▸ Task to complete: Go through the data below. Pull out every line that has the word "title".

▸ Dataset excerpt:
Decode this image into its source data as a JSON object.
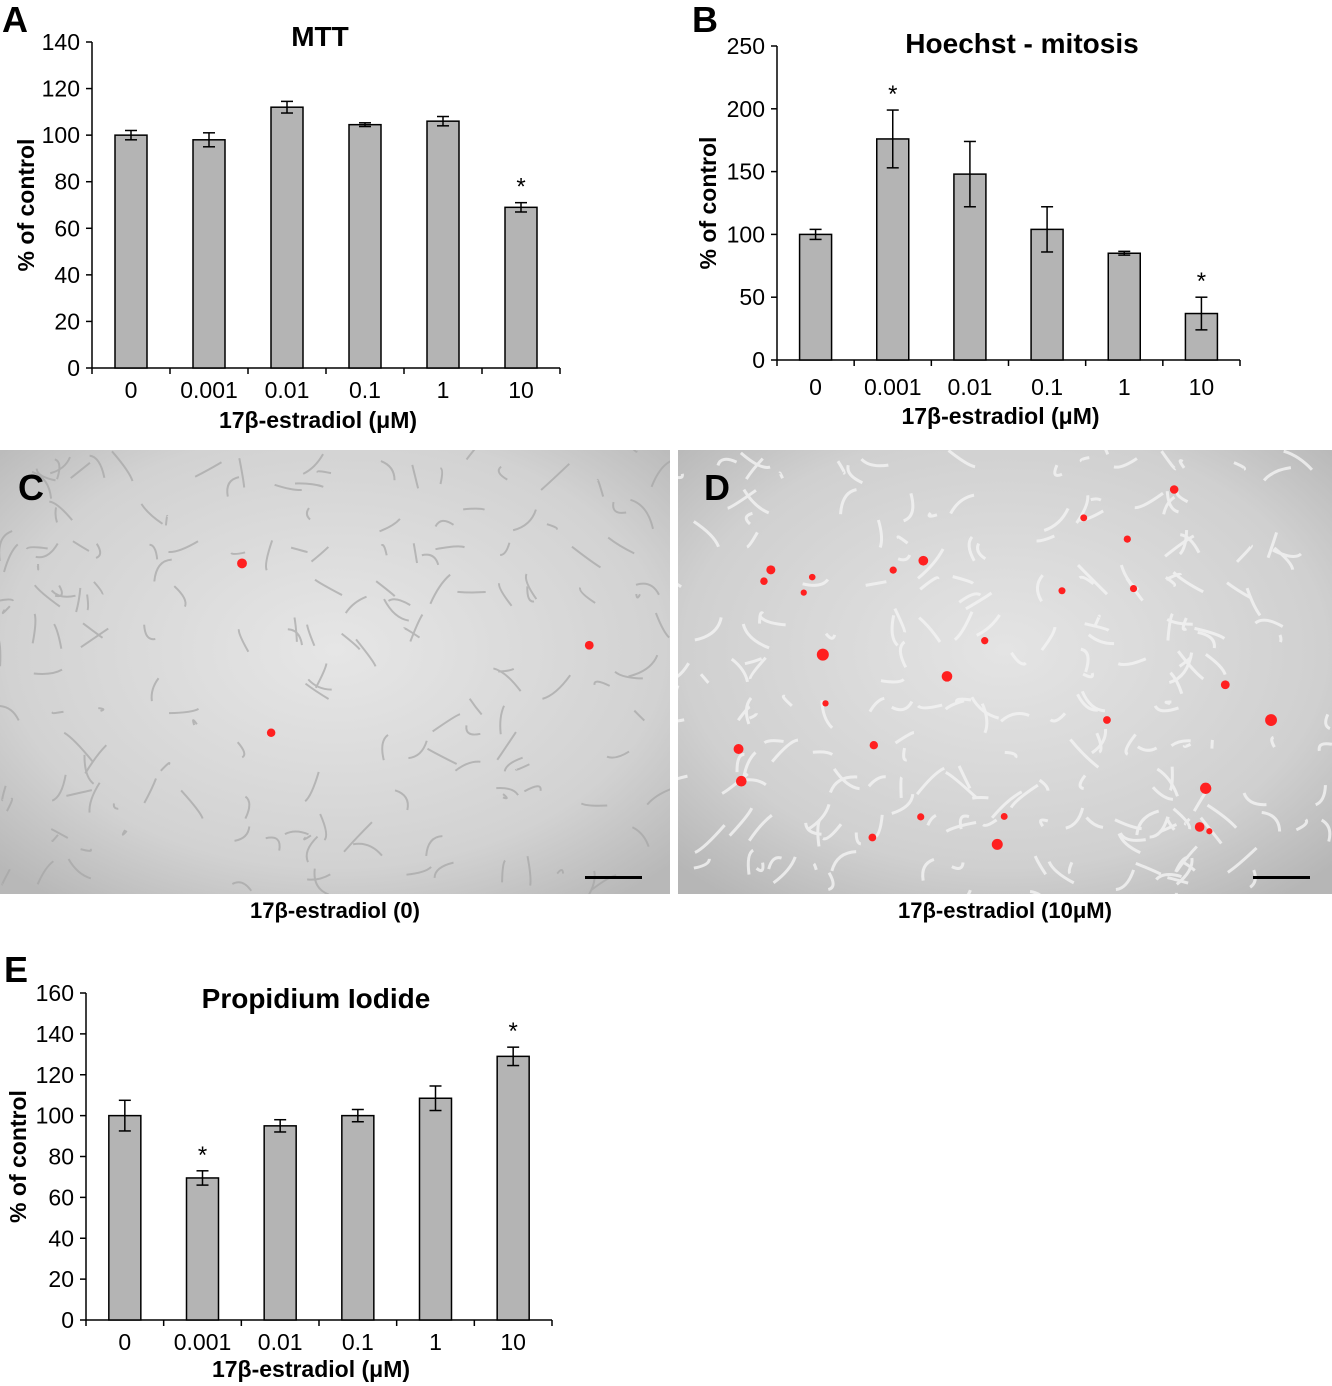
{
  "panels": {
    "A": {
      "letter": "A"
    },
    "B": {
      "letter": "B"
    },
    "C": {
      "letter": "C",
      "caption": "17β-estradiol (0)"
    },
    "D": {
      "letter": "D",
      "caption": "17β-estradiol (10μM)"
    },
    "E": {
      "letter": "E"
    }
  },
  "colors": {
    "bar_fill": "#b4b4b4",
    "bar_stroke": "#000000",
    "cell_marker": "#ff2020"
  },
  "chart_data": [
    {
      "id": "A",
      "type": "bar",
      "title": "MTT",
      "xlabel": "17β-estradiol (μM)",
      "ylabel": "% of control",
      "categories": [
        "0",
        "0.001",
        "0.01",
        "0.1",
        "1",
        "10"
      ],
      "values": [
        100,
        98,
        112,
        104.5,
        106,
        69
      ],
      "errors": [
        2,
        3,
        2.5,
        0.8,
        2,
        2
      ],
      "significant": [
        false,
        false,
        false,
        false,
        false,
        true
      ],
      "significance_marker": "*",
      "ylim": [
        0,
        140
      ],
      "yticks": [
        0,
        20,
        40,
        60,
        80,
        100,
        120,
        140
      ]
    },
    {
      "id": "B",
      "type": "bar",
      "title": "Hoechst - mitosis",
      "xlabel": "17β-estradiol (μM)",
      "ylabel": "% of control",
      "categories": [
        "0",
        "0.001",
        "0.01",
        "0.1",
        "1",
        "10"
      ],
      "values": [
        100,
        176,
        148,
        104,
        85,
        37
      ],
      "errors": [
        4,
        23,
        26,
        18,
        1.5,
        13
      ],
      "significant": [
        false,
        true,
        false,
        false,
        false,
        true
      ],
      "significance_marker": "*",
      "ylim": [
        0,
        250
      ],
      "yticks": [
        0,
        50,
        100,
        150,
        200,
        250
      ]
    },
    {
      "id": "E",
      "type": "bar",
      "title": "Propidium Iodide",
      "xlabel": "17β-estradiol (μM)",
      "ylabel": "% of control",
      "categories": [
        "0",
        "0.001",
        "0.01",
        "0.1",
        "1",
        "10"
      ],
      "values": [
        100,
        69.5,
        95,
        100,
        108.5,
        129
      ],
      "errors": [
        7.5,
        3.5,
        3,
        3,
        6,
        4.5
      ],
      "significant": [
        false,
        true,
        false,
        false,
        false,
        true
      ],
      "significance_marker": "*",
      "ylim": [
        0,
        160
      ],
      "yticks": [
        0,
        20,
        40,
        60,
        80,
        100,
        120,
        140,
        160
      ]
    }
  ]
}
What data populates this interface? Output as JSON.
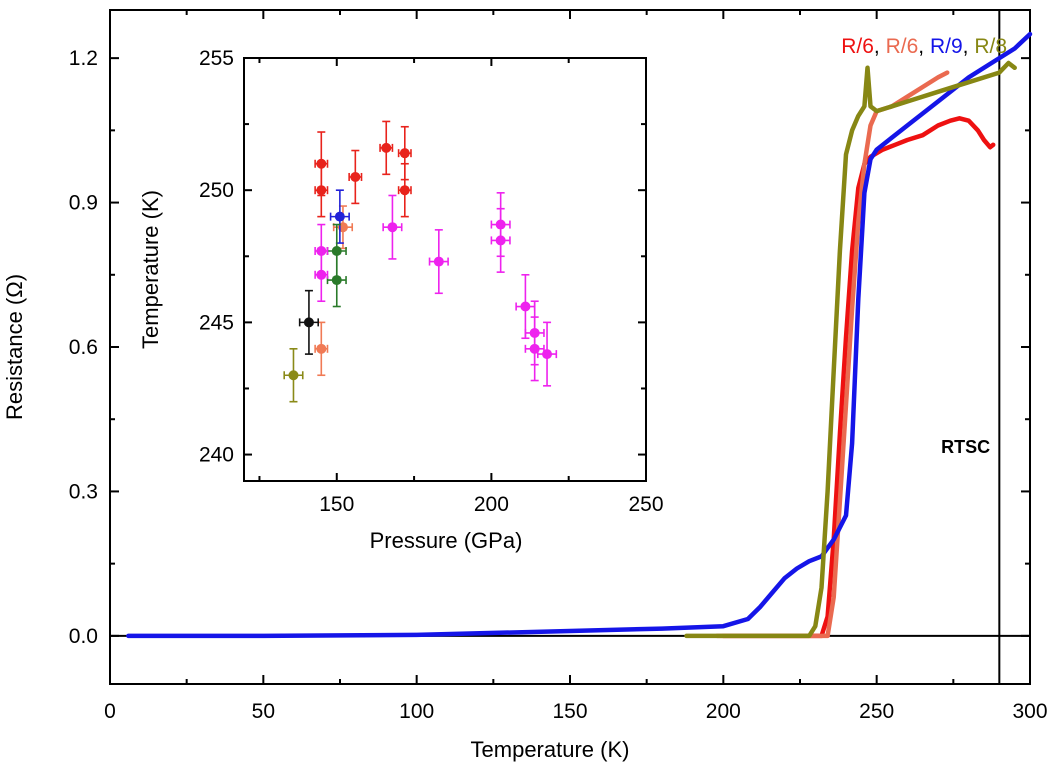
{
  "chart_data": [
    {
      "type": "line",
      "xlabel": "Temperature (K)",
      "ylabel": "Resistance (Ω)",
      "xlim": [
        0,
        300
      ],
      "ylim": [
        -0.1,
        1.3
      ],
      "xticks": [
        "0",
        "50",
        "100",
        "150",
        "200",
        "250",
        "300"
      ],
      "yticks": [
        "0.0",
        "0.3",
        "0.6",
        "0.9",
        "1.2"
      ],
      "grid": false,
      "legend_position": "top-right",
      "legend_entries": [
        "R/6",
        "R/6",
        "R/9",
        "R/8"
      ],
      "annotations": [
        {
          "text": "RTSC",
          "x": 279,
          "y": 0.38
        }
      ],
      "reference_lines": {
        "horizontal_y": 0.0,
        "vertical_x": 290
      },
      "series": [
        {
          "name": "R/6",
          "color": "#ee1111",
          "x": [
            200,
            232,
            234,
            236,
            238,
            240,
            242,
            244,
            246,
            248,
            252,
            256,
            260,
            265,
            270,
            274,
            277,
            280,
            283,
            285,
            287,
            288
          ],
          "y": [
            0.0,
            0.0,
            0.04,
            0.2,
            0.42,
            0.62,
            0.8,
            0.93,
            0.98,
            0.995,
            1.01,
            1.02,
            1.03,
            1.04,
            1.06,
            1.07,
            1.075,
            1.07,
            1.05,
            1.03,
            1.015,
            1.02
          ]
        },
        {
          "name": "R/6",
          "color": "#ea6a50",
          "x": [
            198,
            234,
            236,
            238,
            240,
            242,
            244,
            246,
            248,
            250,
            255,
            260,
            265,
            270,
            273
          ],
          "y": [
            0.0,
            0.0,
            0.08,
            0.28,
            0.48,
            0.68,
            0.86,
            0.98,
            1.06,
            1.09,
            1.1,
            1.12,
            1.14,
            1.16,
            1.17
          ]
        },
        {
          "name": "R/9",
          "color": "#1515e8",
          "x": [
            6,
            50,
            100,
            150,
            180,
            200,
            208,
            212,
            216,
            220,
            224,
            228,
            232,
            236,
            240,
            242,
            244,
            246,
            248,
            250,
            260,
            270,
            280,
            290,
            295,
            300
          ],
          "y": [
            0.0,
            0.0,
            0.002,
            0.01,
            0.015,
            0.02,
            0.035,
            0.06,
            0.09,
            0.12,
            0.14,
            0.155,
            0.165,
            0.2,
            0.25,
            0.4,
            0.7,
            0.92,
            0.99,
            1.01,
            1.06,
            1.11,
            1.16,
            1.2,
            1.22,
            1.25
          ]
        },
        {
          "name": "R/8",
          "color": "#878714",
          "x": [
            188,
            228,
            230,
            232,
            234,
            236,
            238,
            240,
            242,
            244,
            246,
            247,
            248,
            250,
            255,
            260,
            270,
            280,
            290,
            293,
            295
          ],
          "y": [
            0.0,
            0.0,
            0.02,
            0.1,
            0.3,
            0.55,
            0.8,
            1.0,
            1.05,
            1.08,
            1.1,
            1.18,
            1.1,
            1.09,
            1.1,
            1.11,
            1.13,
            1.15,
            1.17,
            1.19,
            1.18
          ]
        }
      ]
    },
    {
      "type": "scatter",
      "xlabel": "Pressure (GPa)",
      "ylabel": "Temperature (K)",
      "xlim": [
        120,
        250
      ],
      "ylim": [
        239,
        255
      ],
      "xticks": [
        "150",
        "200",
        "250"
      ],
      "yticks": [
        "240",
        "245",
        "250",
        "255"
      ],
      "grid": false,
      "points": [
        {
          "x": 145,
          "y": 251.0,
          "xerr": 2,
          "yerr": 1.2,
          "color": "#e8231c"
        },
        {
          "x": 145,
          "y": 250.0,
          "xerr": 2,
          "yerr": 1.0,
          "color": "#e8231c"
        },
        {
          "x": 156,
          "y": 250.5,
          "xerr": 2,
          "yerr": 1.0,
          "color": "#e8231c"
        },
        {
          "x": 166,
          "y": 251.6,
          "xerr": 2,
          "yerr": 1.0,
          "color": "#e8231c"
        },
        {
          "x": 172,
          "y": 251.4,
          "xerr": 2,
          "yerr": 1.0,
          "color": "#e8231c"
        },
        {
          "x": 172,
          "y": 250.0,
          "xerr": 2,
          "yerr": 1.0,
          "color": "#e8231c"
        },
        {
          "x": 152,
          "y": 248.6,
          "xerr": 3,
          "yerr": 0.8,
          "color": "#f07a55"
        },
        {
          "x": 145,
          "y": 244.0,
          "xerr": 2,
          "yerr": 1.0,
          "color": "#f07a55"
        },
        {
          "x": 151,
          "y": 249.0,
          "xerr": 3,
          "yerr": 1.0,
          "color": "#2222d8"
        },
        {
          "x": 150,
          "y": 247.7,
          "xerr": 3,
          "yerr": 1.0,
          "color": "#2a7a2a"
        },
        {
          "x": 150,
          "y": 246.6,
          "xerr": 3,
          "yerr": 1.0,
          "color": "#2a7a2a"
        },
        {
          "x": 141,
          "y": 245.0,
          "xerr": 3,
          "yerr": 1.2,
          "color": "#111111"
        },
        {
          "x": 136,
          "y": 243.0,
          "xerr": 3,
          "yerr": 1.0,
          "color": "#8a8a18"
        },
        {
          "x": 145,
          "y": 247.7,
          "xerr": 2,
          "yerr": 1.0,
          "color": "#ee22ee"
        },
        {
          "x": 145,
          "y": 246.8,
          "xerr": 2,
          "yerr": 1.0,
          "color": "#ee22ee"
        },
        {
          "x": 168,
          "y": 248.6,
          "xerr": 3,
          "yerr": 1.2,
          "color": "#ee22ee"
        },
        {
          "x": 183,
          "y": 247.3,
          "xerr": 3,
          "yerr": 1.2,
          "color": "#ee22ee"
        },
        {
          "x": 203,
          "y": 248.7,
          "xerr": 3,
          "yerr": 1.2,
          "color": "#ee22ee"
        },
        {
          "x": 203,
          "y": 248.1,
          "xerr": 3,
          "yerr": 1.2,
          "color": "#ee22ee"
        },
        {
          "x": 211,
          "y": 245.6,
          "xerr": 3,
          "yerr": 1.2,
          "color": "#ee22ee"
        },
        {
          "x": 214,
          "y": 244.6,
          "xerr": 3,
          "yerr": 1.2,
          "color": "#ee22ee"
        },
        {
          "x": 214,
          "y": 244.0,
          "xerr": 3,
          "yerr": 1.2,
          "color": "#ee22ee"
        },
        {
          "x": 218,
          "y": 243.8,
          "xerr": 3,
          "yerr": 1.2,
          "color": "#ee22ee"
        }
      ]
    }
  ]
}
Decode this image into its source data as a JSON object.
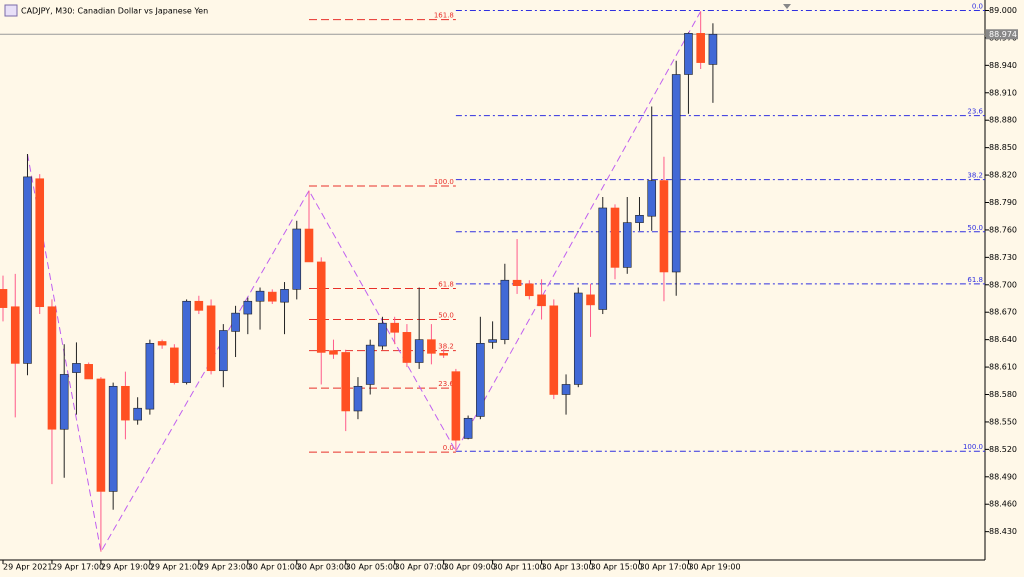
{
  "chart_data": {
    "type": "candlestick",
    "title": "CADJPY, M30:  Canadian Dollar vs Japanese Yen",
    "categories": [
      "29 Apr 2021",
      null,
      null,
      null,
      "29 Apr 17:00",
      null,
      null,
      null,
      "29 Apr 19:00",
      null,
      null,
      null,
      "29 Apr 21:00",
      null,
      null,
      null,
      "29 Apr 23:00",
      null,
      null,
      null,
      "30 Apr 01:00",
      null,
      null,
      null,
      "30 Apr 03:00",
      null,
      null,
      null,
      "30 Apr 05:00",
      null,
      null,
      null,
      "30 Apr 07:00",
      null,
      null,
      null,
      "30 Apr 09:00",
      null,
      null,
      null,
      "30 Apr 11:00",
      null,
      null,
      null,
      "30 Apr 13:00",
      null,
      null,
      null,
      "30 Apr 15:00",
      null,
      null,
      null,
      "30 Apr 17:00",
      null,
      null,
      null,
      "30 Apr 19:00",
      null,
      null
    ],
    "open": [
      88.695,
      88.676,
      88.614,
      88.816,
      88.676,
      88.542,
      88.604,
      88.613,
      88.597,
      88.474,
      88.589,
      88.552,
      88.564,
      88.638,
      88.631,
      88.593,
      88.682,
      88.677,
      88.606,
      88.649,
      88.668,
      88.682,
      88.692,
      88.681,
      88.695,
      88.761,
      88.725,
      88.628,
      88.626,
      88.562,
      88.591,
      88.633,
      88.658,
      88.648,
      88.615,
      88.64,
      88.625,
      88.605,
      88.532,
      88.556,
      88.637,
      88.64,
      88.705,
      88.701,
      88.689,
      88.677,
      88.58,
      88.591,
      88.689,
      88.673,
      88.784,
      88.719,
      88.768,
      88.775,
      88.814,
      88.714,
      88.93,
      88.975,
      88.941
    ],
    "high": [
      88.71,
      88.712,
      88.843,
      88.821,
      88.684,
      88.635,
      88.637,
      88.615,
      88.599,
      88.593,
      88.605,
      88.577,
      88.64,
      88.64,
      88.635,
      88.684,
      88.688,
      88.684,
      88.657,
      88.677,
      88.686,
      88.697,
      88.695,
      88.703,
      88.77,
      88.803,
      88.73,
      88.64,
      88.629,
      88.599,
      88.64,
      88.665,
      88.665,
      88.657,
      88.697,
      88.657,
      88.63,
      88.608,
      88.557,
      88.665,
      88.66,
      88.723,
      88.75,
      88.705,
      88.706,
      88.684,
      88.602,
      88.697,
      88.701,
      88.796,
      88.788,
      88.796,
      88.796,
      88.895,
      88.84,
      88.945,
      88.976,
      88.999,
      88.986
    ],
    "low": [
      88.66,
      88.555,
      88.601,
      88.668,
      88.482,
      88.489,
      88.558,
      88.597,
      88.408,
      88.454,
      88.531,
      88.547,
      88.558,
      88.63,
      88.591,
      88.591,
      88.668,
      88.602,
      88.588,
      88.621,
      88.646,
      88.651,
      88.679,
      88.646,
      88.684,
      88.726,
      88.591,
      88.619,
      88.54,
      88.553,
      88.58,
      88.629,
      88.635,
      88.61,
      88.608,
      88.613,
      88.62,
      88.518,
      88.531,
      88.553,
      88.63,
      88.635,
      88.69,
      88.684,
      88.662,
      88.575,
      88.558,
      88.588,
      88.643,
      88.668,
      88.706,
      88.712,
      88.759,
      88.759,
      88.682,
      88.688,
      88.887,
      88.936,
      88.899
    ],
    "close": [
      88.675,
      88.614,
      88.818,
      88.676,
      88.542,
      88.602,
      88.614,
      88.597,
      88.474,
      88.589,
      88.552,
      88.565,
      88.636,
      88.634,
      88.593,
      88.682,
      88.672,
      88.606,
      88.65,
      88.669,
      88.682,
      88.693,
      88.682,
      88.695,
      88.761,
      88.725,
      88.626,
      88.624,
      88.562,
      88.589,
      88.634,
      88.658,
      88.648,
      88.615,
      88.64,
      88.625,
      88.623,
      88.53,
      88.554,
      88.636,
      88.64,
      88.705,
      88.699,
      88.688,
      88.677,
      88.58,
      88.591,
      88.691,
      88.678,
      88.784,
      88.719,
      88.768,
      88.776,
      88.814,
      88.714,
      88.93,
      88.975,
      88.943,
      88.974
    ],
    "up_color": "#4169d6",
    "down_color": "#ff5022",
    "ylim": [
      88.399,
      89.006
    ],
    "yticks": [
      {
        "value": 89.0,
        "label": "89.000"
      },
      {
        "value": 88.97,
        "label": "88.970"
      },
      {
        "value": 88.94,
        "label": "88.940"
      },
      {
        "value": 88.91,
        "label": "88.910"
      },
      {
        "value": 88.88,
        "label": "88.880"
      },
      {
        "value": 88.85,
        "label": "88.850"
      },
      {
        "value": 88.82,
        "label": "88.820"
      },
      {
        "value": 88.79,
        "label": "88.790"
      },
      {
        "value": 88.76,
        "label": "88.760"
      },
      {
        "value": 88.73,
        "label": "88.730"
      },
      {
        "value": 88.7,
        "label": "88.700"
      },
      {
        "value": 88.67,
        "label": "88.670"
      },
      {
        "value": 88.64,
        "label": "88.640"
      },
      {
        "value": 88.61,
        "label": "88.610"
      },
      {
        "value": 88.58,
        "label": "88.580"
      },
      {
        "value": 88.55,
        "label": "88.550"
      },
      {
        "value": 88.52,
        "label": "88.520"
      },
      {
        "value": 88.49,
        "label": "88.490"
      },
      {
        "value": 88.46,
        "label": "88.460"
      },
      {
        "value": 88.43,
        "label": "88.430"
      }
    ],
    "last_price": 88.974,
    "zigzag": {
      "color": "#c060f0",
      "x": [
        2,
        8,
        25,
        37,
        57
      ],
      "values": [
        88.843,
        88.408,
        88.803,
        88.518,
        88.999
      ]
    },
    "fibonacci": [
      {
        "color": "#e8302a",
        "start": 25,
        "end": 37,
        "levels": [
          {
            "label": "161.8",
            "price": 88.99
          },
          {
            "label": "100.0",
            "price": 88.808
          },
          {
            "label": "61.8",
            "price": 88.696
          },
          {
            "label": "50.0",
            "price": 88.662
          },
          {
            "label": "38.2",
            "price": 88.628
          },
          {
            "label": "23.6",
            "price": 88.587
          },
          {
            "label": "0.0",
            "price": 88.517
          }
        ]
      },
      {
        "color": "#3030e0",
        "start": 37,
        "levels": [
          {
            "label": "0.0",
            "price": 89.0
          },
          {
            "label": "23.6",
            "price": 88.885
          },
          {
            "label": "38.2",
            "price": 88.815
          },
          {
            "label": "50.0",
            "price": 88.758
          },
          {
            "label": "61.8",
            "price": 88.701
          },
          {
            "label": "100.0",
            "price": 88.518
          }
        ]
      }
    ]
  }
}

▸ Expected output:
      "title": "MTT",
      "title": "Hoechst - mitosis",
      "title": "Propidium Iodide",
    "title": "CADJPY, M30:  Canadian Dollar vs Japanese Yen",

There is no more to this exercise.